SUPPLIED MATERIAL:

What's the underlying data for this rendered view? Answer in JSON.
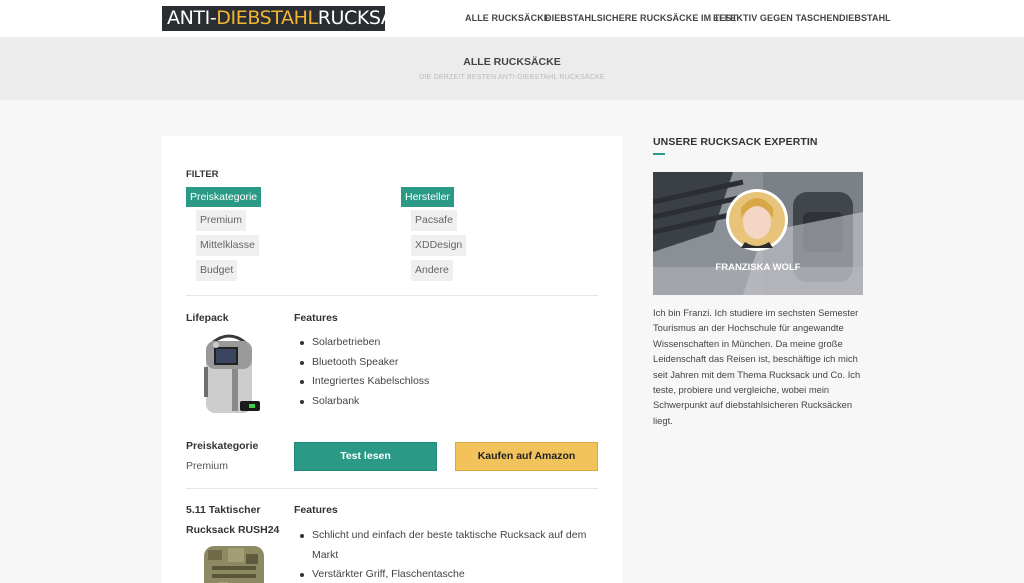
{
  "header": {
    "logo": {
      "part1": "ANTI-",
      "part2": "DIEBSTAHL",
      "part3": " RUCKSACK"
    },
    "nav": [
      {
        "label": "ALLE RUCKSÄCKE"
      },
      {
        "label": "DIEBSTAHLSICHERE RUCKSÄCKE IM TEST"
      },
      {
        "label": "EFFEKTIV GEGEN TASCHENDIEBSTAHL"
      }
    ]
  },
  "band": {
    "title": "ALLE RUCKSÄCKE",
    "subtitle": "DIE DERZEIT BESTEN ANTI-DIEBSTAHL RUCKSÄCKE"
  },
  "filter": {
    "title": "FILTER",
    "groups": [
      {
        "label": "Preiskategorie",
        "options": [
          "Premium",
          "Mittelklasse",
          "Budget"
        ]
      },
      {
        "label": "Hersteller",
        "options": [
          "Pacsafe",
          "XDDesign",
          "Andere"
        ]
      }
    ]
  },
  "products": [
    {
      "name": "Lifepack",
      "features_title": "Features",
      "features": [
        "Solarbetrieben",
        "Bluetooth Speaker",
        "Integriertes Kabelschloss",
        "Solarbank"
      ],
      "price_title": "Preiskategorie",
      "price_value": "Premium",
      "test_label": "Test lesen",
      "buy_label": "Kaufen auf Amazon"
    },
    {
      "name_line1": "5.11 Taktischer",
      "name_line2": "Rucksack RUSH24",
      "features_title": "Features",
      "feature1_line1": "Schlicht und einfach der beste taktische Rucksack auf dem",
      "feature1_line2": "Markt",
      "feature2": "Verstärkter Griff, Flaschentasche"
    }
  ],
  "sidebar": {
    "title": "UNSERE RUCKSACK EXPERTIN",
    "expert_name": "FRANZISKA WOLF",
    "bio_lines": [
      "Ich bin Franzi. Ich studiere im sechsten Semester",
      "Tourismus an der Hochschule für angewandte",
      "Wissenschaften in München. Da meine große",
      "Leidenschaft das Reisen ist, beschäftige ich mich",
      "seit Jahren mit dem Thema Rucksack und Co. Ich",
      "teste, probiere und vergleiche, wobei mein",
      "Schwerpunkt auf diebstahlsicheren Rucksäcken",
      "liegt."
    ]
  },
  "colors": {
    "accent": "#2a9a86",
    "amazon": "#f2c35b",
    "logo_bg": "#2a2d31",
    "logo_highlight": "#f2b632"
  }
}
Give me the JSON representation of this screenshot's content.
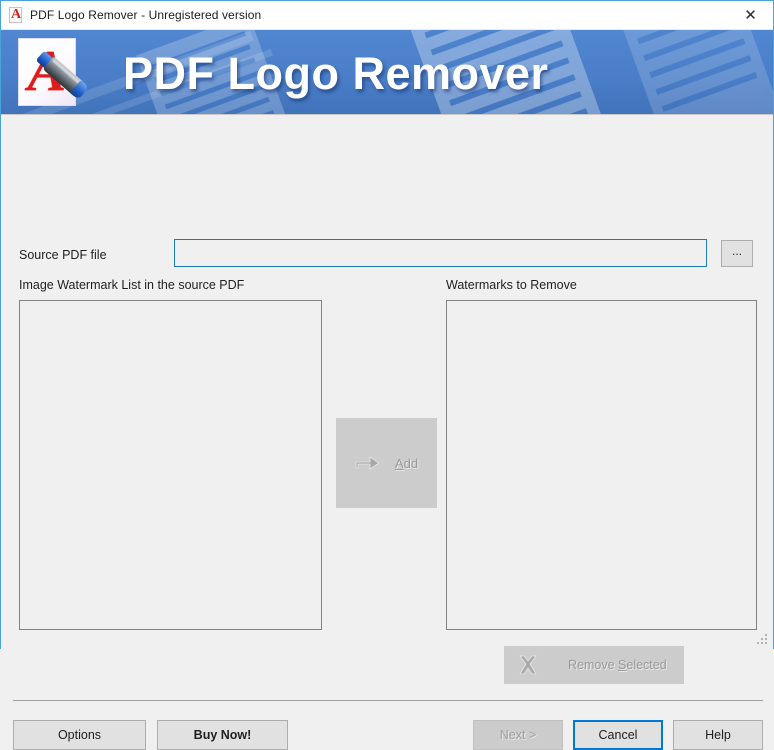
{
  "window": {
    "title": "PDF Logo Remover - Unregistered version",
    "title_icon": "pdf-document-icon",
    "close_label": "✕",
    "border_color": "#4aa3d8"
  },
  "banner": {
    "title": "PDF Logo Remover",
    "logo_icon": "pdf-marker-logo-icon",
    "background_color": "#4a7ec8",
    "title_color": "#ffffff"
  },
  "form": {
    "source_label": "Source PDF file",
    "source_value": "",
    "source_placeholder": "",
    "browse_label": "...",
    "left_list_label": "Image Watermark List in the source PDF",
    "right_list_label": "Watermarks to Remove",
    "left_list_items": [],
    "right_list_items": [],
    "input_border_color": "#1e7bb0"
  },
  "actions": {
    "add_label_prefix": "A",
    "add_label_suffix": "dd",
    "add_icon": "arrow-right-icon",
    "add_enabled": false,
    "remove_label_prefix": "Remove ",
    "remove_label_accel": "S",
    "remove_label_suffix": "elected",
    "remove_icon": "x-delete-icon",
    "remove_enabled": false
  },
  "footer": {
    "options_label": "Options",
    "buy_label": "Buy Now!",
    "next_label": "Next >",
    "cancel_label": "Cancel",
    "help_label": "Help",
    "focus_color": "#0078d7",
    "resize_grip": "resize-grip-icon"
  }
}
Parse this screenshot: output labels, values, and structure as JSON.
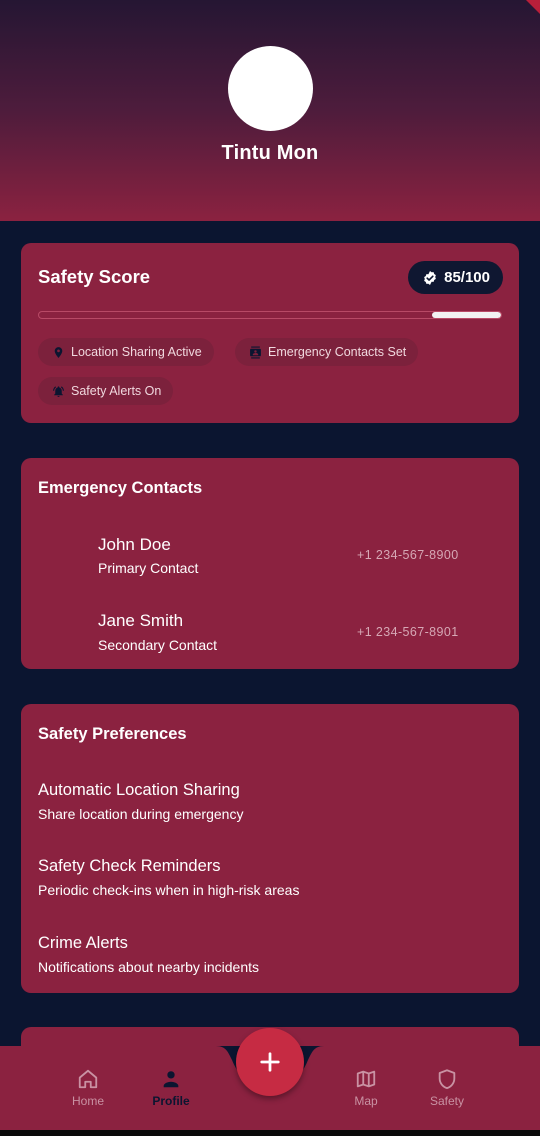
{
  "profile": {
    "name": "Tintu Mon"
  },
  "safety_score": {
    "title": "Safety Score",
    "score_text": "85/100",
    "progress_fraction": 0.85,
    "chips": [
      {
        "label": "Location Sharing Active",
        "icon": "location-pin-icon"
      },
      {
        "label": "Emergency Contacts Set",
        "icon": "contacts-icon"
      },
      {
        "label": "Safety Alerts On",
        "icon": "bell-alert-icon"
      }
    ]
  },
  "emergency_contacts": {
    "title": "Emergency Contacts",
    "contacts": [
      {
        "name": "John Doe",
        "role": "Primary Contact",
        "phone": "+1 234-567-8900"
      },
      {
        "name": "Jane Smith",
        "role": "Secondary Contact",
        "phone": "+1 234-567-8901"
      }
    ]
  },
  "safety_preferences": {
    "title": "Safety Preferences",
    "items": [
      {
        "title": "Automatic Location Sharing",
        "subtitle": "Share location during emergency"
      },
      {
        "title": "Safety Check Reminders",
        "subtitle": "Periodic check-ins when in high-risk areas"
      },
      {
        "title": "Crime Alerts",
        "subtitle": "Notifications about nearby incidents"
      }
    ]
  },
  "bottom_nav": {
    "items": [
      {
        "label": "Home",
        "icon": "home-icon",
        "active": false
      },
      {
        "label": "Profile",
        "icon": "person-icon",
        "active": true
      },
      {
        "label": "Map",
        "icon": "map-icon",
        "active": false
      },
      {
        "label": "Safety",
        "icon": "shield-icon",
        "active": false
      }
    ],
    "fab_icon": "plus-icon"
  },
  "colors": {
    "background": "#0b1530",
    "card": "#8b2240",
    "accent": "#c62b43",
    "badge": "#0f1731"
  }
}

WHAT THIS TASK INVOLVES:
Repeat every record precisely. Any picture among them stays out of the copy.

FINISHED ANSWER:
What's the underlying data for this rendered view? Answer in JSON.
{
  "header": {
    "logo": {
      "part1": "ANTI-",
      "part2": "DIEBSTAHL",
      "part3": " RUCKSACK"
    },
    "nav": [
      {
        "label": "ALLE RUCKSÄCKE"
      },
      {
        "label": "DIEBSTAHLSICHERE RUCKSÄCKE IM TEST"
      },
      {
        "label": "EFFEKTIV GEGEN TASCHENDIEBSTAHL"
      }
    ]
  },
  "band": {
    "title": "ALLE RUCKSÄCKE",
    "subtitle": "DIE DERZEIT BESTEN ANTI-DIEBSTAHL RUCKSÄCKE"
  },
  "filter": {
    "title": "FILTER",
    "groups": [
      {
        "label": "Preiskategorie",
        "options": [
          "Premium",
          "Mittelklasse",
          "Budget"
        ]
      },
      {
        "label": "Hersteller",
        "options": [
          "Pacsafe",
          "XDDesign",
          "Andere"
        ]
      }
    ]
  },
  "products": [
    {
      "name": "Lifepack",
      "features_title": "Features",
      "features": [
        "Solarbetrieben",
        "Bluetooth Speaker",
        "Integriertes Kabelschloss",
        "Solarbank"
      ],
      "price_title": "Preiskategorie",
      "price_value": "Premium",
      "test_label": "Test lesen",
      "buy_label": "Kaufen auf Amazon"
    },
    {
      "name_line1": "5.11 Taktischer",
      "name_line2": "Rucksack RUSH24",
      "features_title": "Features",
      "feature1_line1": "Schlicht und einfach der beste taktische Rucksack auf dem",
      "feature1_line2": "Markt",
      "feature2": "Verstärkter Griff, Flaschentasche"
    }
  ],
  "sidebar": {
    "title": "UNSERE RUCKSACK EXPERTIN",
    "expert_name": "FRANZISKA WOLF",
    "bio_lines": [
      "Ich bin Franzi. Ich studiere im sechsten Semester",
      "Tourismus an der Hochschule für angewandte",
      "Wissenschaften in München. Da meine große",
      "Leidenschaft das Reisen ist, beschäftige ich mich",
      "seit Jahren mit dem Thema Rucksack und Co. Ich",
      "teste, probiere und vergleiche, wobei mein",
      "Schwerpunkt auf diebstahlsicheren Rucksäcken",
      "liegt."
    ]
  },
  "colors": {
    "accent": "#2a9a86",
    "amazon": "#f2c35b",
    "logo_bg": "#2a2d31",
    "logo_highlight": "#f2b632"
  }
}
Give me the JSON representation of this screenshot's content.
{
  "window": {
    "title": "PDF Logo Remover - Unregistered version",
    "title_icon": "pdf-document-icon",
    "close_label": "✕",
    "border_color": "#4aa3d8"
  },
  "banner": {
    "title": "PDF Logo Remover",
    "logo_icon": "pdf-marker-logo-icon",
    "background_color": "#4a7ec8",
    "title_color": "#ffffff"
  },
  "form": {
    "source_label": "Source PDF file",
    "source_value": "",
    "source_placeholder": "",
    "browse_label": "...",
    "left_list_label": "Image Watermark List in the source PDF",
    "right_list_label": "Watermarks to Remove",
    "left_list_items": [],
    "right_list_items": [],
    "input_border_color": "#1e7bb0"
  },
  "actions": {
    "add_label_prefix": "A",
    "add_label_suffix": "dd",
    "add_icon": "arrow-right-icon",
    "add_enabled": false,
    "remove_label_prefix": "Remove ",
    "remove_label_accel": "S",
    "remove_label_suffix": "elected",
    "remove_icon": "x-delete-icon",
    "remove_enabled": false
  },
  "footer": {
    "options_label": "Options",
    "buy_label": "Buy Now!",
    "next_label": "Next >",
    "cancel_label": "Cancel",
    "help_label": "Help",
    "focus_color": "#0078d7",
    "resize_grip": "resize-grip-icon"
  }
}
Parse this screenshot: output labels, values, and structure as JSON.
{
  "profile": {
    "name": "Tintu Mon"
  },
  "safety_score": {
    "title": "Safety Score",
    "score_text": "85/100",
    "progress_fraction": 0.85,
    "chips": [
      {
        "label": "Location Sharing Active",
        "icon": "location-pin-icon"
      },
      {
        "label": "Emergency Contacts Set",
        "icon": "contacts-icon"
      },
      {
        "label": "Safety Alerts On",
        "icon": "bell-alert-icon"
      }
    ]
  },
  "emergency_contacts": {
    "title": "Emergency Contacts",
    "contacts": [
      {
        "name": "John Doe",
        "role": "Primary Contact",
        "phone": "+1 234-567-8900"
      },
      {
        "name": "Jane Smith",
        "role": "Secondary Contact",
        "phone": "+1 234-567-8901"
      }
    ]
  },
  "safety_preferences": {
    "title": "Safety Preferences",
    "items": [
      {
        "title": "Automatic Location Sharing",
        "subtitle": "Share location during emergency"
      },
      {
        "title": "Safety Check Reminders",
        "subtitle": "Periodic check-ins when in high-risk areas"
      },
      {
        "title": "Crime Alerts",
        "subtitle": "Notifications about nearby incidents"
      }
    ]
  },
  "bottom_nav": {
    "items": [
      {
        "label": "Home",
        "icon": "home-icon",
        "active": false
      },
      {
        "label": "Profile",
        "icon": "person-icon",
        "active": true
      },
      {
        "label": "Map",
        "icon": "map-icon",
        "active": false
      },
      {
        "label": "Safety",
        "icon": "shield-icon",
        "active": false
      }
    ],
    "fab_icon": "plus-icon"
  },
  "colors": {
    "background": "#0b1530",
    "card": "#8b2240",
    "accent": "#c62b43",
    "badge": "#0f1731"
  }
}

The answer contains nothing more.